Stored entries
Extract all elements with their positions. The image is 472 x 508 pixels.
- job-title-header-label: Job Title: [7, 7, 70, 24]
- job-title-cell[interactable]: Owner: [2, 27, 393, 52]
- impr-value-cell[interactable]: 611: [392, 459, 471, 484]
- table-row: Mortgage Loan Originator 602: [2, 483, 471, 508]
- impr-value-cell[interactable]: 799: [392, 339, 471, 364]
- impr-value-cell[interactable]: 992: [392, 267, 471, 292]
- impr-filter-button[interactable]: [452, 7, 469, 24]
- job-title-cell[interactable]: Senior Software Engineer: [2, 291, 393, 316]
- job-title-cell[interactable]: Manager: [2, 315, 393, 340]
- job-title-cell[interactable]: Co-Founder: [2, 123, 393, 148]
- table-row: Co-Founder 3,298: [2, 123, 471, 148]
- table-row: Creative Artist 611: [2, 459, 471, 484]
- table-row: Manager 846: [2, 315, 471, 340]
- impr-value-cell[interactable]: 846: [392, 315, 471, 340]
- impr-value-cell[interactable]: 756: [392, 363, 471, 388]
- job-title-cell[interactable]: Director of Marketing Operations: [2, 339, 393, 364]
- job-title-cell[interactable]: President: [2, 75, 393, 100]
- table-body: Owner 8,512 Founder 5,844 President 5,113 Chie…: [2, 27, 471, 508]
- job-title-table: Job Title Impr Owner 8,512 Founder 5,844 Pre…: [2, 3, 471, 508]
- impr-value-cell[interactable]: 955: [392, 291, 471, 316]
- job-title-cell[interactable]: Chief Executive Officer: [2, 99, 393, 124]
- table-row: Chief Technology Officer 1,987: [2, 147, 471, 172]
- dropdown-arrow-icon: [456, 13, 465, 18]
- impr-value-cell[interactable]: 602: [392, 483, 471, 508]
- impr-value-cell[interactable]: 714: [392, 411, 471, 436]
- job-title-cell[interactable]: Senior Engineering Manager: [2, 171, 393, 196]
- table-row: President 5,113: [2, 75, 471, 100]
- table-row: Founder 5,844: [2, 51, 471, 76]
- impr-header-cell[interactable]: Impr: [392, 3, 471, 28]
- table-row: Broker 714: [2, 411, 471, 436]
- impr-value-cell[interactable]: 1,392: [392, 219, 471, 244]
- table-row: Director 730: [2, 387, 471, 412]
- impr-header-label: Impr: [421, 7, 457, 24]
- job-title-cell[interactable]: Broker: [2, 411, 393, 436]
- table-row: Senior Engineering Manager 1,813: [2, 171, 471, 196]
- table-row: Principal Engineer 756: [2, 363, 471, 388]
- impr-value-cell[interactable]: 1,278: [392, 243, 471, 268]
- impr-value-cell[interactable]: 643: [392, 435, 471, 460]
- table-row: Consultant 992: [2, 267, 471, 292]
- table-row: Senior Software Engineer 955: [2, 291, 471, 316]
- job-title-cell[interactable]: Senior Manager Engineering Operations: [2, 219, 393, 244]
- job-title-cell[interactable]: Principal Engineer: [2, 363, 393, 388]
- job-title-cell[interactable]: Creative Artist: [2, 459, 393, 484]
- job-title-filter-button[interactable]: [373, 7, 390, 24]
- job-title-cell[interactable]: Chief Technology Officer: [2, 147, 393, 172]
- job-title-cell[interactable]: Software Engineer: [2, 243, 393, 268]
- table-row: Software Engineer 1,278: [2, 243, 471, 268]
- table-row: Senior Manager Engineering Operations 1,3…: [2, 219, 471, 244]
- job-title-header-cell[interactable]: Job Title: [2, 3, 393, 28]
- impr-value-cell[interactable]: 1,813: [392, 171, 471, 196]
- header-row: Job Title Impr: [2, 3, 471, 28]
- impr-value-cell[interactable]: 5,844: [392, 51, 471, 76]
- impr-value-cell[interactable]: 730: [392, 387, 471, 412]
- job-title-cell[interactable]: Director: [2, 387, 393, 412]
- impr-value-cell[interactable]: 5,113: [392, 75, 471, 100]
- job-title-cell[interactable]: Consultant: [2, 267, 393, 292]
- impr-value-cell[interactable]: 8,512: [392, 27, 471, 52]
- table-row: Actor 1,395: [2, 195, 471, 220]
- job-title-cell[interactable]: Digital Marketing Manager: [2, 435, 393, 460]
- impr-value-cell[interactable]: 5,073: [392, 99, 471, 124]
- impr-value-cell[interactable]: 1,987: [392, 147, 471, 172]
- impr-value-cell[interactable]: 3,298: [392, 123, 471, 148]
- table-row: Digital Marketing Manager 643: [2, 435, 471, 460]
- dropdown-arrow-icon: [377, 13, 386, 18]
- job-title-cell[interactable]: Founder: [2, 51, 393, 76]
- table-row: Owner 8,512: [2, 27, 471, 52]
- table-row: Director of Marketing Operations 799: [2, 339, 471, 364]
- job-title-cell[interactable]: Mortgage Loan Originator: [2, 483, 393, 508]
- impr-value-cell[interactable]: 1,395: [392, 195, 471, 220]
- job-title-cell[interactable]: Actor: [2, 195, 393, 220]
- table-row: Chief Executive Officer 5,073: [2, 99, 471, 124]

> Your task
Quote the items above exactly, from the very first line down to the line containing "- impr-value-cell[interactable]: 756: [392, 363, 471, 388]", including both.

> Solution to the exercise
Extract all elements with their positions. The image is 472 x 508 pixels.
- job-title-header-label: Job Title: [7, 7, 70, 24]
- job-title-cell[interactable]: Owner: [2, 27, 393, 52]
- impr-value-cell[interactable]: 611: [392, 459, 471, 484]
- table-row: Mortgage Loan Originator 602: [2, 483, 471, 508]
- impr-value-cell[interactable]: 799: [392, 339, 471, 364]
- impr-value-cell[interactable]: 992: [392, 267, 471, 292]
- impr-filter-button[interactable]: [452, 7, 469, 24]
- job-title-cell[interactable]: Senior Software Engineer: [2, 291, 393, 316]
- job-title-cell[interactable]: Manager: [2, 315, 393, 340]
- job-title-cell[interactable]: Co-Founder: [2, 123, 393, 148]
- table-row: Co-Founder 3,298: [2, 123, 471, 148]
- table-row: Creative Artist 611: [2, 459, 471, 484]
- table-row: Manager 846: [2, 315, 471, 340]
- impr-value-cell[interactable]: 846: [392, 315, 471, 340]
- impr-value-cell[interactable]: 756: [392, 363, 471, 388]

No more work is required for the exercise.